- [SET PROBLEM]:
Your task is to print all of the data word for word.

Lines of data:
* * * * * * * * *

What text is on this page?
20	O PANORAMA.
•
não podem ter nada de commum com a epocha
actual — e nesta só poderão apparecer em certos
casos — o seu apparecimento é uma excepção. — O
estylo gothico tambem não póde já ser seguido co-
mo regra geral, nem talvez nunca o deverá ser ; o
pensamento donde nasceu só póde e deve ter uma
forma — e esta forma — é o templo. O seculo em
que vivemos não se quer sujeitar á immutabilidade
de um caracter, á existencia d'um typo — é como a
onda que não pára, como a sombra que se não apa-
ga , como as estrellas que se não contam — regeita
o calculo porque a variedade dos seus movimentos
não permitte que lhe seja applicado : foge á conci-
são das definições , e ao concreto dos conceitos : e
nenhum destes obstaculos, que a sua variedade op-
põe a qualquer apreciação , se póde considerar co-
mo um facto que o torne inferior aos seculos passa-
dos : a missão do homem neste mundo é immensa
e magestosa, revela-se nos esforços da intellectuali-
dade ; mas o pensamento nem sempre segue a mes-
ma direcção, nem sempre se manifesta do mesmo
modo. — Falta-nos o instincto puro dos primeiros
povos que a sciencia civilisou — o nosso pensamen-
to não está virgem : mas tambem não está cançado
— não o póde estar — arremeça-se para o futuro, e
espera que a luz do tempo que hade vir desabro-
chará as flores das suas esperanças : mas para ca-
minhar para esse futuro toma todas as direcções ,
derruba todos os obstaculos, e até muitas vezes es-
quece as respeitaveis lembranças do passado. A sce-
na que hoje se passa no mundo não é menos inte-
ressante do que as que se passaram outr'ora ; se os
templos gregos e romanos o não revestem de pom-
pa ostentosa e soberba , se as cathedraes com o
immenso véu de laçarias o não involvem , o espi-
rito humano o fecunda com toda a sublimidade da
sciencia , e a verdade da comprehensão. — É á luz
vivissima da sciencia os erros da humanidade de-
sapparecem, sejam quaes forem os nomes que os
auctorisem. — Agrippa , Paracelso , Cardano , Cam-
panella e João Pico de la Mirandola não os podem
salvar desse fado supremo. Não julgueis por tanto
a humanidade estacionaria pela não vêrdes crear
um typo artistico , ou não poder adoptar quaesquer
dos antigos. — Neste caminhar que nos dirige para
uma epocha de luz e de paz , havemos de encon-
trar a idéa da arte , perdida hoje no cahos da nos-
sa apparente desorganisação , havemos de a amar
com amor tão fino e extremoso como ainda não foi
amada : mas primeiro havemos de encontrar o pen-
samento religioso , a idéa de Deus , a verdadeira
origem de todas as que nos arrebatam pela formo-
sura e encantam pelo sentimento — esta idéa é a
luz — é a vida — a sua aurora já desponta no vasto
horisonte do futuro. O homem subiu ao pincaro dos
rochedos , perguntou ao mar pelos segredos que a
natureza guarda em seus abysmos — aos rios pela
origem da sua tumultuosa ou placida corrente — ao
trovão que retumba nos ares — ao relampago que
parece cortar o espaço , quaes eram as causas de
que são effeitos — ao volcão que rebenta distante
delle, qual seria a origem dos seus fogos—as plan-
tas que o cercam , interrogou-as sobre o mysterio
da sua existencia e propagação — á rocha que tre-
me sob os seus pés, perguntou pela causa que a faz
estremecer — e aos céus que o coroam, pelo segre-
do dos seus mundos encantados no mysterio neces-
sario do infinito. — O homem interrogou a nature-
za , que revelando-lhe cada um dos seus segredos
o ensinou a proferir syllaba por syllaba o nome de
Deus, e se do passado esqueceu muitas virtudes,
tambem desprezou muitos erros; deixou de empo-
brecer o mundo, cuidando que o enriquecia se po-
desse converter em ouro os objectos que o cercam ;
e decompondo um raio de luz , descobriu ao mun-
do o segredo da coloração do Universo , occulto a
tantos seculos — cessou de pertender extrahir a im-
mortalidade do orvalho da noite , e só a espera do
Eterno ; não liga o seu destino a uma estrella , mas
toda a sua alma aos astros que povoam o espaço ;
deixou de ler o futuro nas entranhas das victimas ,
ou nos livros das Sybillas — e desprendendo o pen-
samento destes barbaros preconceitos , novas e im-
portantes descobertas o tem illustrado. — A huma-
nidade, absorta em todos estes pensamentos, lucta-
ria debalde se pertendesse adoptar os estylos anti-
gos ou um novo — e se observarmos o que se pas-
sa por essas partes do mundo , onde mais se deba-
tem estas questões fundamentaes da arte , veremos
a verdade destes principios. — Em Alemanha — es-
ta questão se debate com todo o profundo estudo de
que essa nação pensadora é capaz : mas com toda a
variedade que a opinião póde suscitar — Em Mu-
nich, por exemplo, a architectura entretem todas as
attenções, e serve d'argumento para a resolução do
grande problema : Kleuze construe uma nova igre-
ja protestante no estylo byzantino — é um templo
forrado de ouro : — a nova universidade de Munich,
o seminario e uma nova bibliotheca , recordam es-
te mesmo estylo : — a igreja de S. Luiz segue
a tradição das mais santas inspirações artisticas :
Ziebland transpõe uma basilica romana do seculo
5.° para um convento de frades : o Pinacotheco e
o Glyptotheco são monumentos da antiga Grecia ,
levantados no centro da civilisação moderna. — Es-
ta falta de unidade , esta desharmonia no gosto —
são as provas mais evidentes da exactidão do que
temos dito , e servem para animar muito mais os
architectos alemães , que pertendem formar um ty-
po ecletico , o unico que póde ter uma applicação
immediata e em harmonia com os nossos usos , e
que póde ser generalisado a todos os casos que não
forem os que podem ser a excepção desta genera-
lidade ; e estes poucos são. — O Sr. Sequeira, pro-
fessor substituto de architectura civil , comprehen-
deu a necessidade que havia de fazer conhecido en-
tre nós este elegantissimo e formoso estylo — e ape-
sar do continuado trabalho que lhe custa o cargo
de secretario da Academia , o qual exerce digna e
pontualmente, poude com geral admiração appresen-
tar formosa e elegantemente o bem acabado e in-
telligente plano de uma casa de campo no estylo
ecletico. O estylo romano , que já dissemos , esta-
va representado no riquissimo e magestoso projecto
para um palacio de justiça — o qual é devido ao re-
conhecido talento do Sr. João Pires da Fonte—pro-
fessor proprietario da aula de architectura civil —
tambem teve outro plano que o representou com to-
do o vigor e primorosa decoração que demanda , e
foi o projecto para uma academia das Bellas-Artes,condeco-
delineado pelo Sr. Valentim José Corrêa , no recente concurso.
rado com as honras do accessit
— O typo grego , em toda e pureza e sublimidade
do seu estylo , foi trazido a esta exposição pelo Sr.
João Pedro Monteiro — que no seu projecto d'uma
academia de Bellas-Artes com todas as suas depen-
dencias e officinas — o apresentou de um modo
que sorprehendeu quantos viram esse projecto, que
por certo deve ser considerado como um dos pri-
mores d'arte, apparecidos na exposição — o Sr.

* * * * * * * * *

- [WRITTEN REPLY]:
What text is on this page?
20	O PANORAMA.
•
não podem ter nada de commum com a epocha
actual — e nesta só poderão apparecer em certos
casos — o seu apparecimento é uma excepção. — O
estylo gothico tambem não póde já ser seguido co-
mo regra geral, nem talvez nunca o deverá ser ; o
pensamento donde nasceu só póde e deve ter uma
forma — e esta forma — é o templo. O seculo em
que vivemos não se quer sujeitar á immutabilidade
de um caracter, á existencia d'um typo — é como a
onda que não pára, como a sombra que se não apa-
ga , como as estrellas que se não contam — regeita
o calculo porque a variedade dos seus movimentos
não permitte que lhe seja applicado : foge á conci-
são das definições , e ao concreto dos conceitos : e
nenhum destes obstaculos, que a sua variedade op-
põe a qualquer apreciação , se póde considerar co-
mo um facto que o torne inferior aos seculos passa-
dos : a missão do homem neste mundo é immensa
e magestosa, revela-se nos esforços da intellectuali-
dade ; mas o pensamento nem sempre segue a mes-
ma direcção, nem sempre se manifesta do mesmo
modo. — Falta-nos o instincto puro dos primeiros
povos que a sciencia civilisou — o nosso pensamen-
to não está virgem : mas tambem não está cançado
— não o póde estar — arremeça-se para o futuro, e
espera que a luz do tempo que hade vir desabro-
chará as flores das suas esperanças : mas para ca-
minhar para esse futuro toma todas as direcções ,
derruba todos os obstaculos, e até muitas vezes es-
quece as respeitaveis lembranças do passado. A sce-
na que hoje se passa no mundo não é menos inte-
ressante do que as que se passaram outr'ora ; se os
templos gregos e romanos o não revestem de pom-
pa ostentosa e soberba , se as cathedraes com o
immenso véu de laçarias o não involvem , o espi-
rito humano o fecunda com toda a sublimidade da
sciencia , e a verdade da comprehensão. — É á luz
vivissima da sciencia os erros da humanidade de-
sapparecem, sejam quaes forem os nomes que os
auctorisem. — Agrippa , Paracelso , Cardano , Cam-
panella e João Pico de la Mirandola não os podem
salvar desse fado supremo. Não julgueis por tanto
a humanidade estacionaria pela não vêrdes crear
um typo artistico , ou não poder adoptar quaesquer
dos antigos. — Neste caminhar que nos dirige para
uma epocha de luz e de paz , havemos de encon-
trar a idéa da arte , perdida hoje no cahos da nos-
sa apparente desorganisação , havemos de a amar
com amor tão fino e extremoso como ainda não foi
amada : mas primeiro havemos de encontrar o pen-
samento religioso , a idéa de Deus , a verdadeira
origem de todas as que nos arrebatam pela formo-
sura e encantam pelo sentimento — esta idéa é a
luz — é a vida — a sua aurora já desponta no vasto
horisonte do futuro. O homem subiu ao pincaro dos
rochedos , perguntou ao mar pelos segredos que a
natureza guarda em seus abysmos — aos rios pela
origem da sua tumultuosa ou placida corrente — ao
trovão que retumba nos ares — ao relampago que
parece cortar o espaço , quaes eram as causas de
que são effeitos — ao volcão que rebenta distante
delle, qual seria a origem dos seus fogos—as plan-
tas que o cercam , interrogou-as sobre o mysterio
da sua existencia e propagação — á rocha que tre-
me sob os seus pés, perguntou pela causa que a faz
estremecer — e aos céus que o coroam, pelo segre-
do dos seus mundos encantados no mysterio neces-
sario do infinito. — O homem interrogou a nature-
za , que revelando-lhe cada um dos seus segredos
o ensinou a proferir syllaba por syllaba o nome de
Deus, e se do passado esqueceu muitas virtudes,
tambem desprezou muitos erros; deixou de empo-
brecer o mundo, cuidando que o enriquecia se po-
desse converter em ouro os objectos que o cercam ;
e decompondo um raio de luz , descobriu ao mun-
do o segredo da coloração do Universo , occulto a
tantos seculos — cessou de pertender extrahir a im-
mortalidade do orvalho da noite , e só a espera do
Eterno ; não liga o seu destino a uma estrella , mas
toda a sua alma aos astros que povoam o espaço ;
deixou de ler o futuro nas entranhas das victimas ,
ou nos livros das Sybillas — e desprendendo o pen-
samento destes barbaros preconceitos , novas e im-
portantes descobertas o tem illustrado. — A huma-
nidade, absorta em todos estes pensamentos, lucta-
ria debalde se pertendesse adoptar os estylos anti-
gos ou um novo — e se observarmos o que se pas-
sa por essas partes do mundo , onde mais se deba-
tem estas questões fundamentaes da arte , veremos
a verdade destes principios. — Em Alemanha — es-
ta questão se debate com todo o profundo estudo de
que essa nação pensadora é capaz : mas com toda a
variedade que a opinião póde suscitar — Em Mu-
nich, por exemplo, a architectura entretem todas as
attenções, e serve d'argumento para a resolução do
grande problema : Kleuze construe uma nova igre-
ja protestante no estylo byzantino — é um templo
forrado de ouro : — a nova universidade de Munich,
o seminario e uma nova bibliotheca , recordam es-
te mesmo estylo : — a igreja de S. Luiz segue
a tradição das mais santas inspirações artisticas :
Ziebland transpõe uma basilica romana do seculo
5.° para um convento de frades : o Pinacotheco e
o Glyptotheco são monumentos da antiga Grecia ,
levantados no centro da civilisação moderna. — Es-
ta falta de unidade , esta desharmonia no gosto —
são as provas mais evidentes da exactidão do que
temos dito , e servem para animar muito mais os
architectos alemães , que pertendem formar um ty-
po ecletico , o unico que póde ter uma applicação
immediata e em harmonia com os nossos usos , e
que póde ser generalisado a todos os casos que não
forem os que podem ser a excepção desta genera-
lidade ; e estes poucos são. — O Sr. Sequeira, pro-
fessor substituto de architectura civil , comprehen-
deu a necessidade que havia de fazer conhecido en-
tre nós este elegantissimo e formoso estylo — e ape-
sar do continuado trabalho que lhe custa o cargo
de secretario da Academia , o qual exerce digna e
pontualmente, poude com geral admiração appresen-
tar formosa e elegantemente o bem acabado e in-
telligente plano de uma casa de campo no estylo
ecletico. O estylo romano , que já dissemos , esta-
va representado no riquissimo e magestoso projecto
para um palacio de justiça — o qual é devido ao re-
conhecido talento do Sr. João Pires da Fonte—pro-
fessor proprietario da aula de architectura civil —
tambem teve outro plano que o representou com to-
do o vigor e primorosa decoração que demanda , e
foi o projecto para uma academia das Bellas-Artes,condeco-
delineado pelo Sr. Valentim José Corrêa , no recente concurso.
rado com as honras do accessit
— O typo grego , em toda e pureza e sublimidade
do seu estylo , foi trazido a esta exposição pelo Sr.
João Pedro Monteiro — que no seu projecto d'uma
academia de Bellas-Artes com todas as suas depen-
dencias e officinas — o apresentou de um modo
que sorprehendeu quantos viram esse projecto, que
por certo deve ser considerado como um dos pri-
mores d'arte, apparecidos na exposição — o Sr.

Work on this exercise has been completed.